EXERCISE TASK - Copy the data below exactly.

--- start DATASET EXCERPTS ---

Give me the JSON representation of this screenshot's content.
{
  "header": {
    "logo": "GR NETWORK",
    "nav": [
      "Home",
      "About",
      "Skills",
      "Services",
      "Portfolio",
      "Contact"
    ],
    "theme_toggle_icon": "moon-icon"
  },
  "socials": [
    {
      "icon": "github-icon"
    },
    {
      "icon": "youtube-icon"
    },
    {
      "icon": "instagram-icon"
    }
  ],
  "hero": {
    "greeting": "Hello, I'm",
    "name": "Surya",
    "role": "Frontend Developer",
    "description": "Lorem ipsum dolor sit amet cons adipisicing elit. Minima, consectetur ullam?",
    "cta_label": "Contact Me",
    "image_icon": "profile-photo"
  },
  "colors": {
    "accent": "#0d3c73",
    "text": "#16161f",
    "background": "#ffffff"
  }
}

--- end DATASET EXCERPTS ---

FINISHED EXERCISE -
Give me the JSON representation of this screenshot's content.
{
  "header": {
    "logo": "GR NETWORK",
    "nav": [
      "Home",
      "About",
      "Skills",
      "Services",
      "Portfolio",
      "Contact"
    ],
    "theme_toggle_icon": "moon-icon"
  },
  "socials": [
    {
      "icon": "github-icon"
    },
    {
      "icon": "youtube-icon"
    },
    {
      "icon": "instagram-icon"
    }
  ],
  "hero": {
    "greeting": "Hello, I'm",
    "name": "Surya",
    "role": "Frontend Developer",
    "description": "Lorem ipsum dolor sit amet cons adipisicing elit. Minima, consectetur ullam?",
    "cta_label": "Contact Me",
    "image_icon": "profile-photo"
  },
  "colors": {
    "accent": "#0d3c73",
    "text": "#16161f",
    "background": "#ffffff"
  }
}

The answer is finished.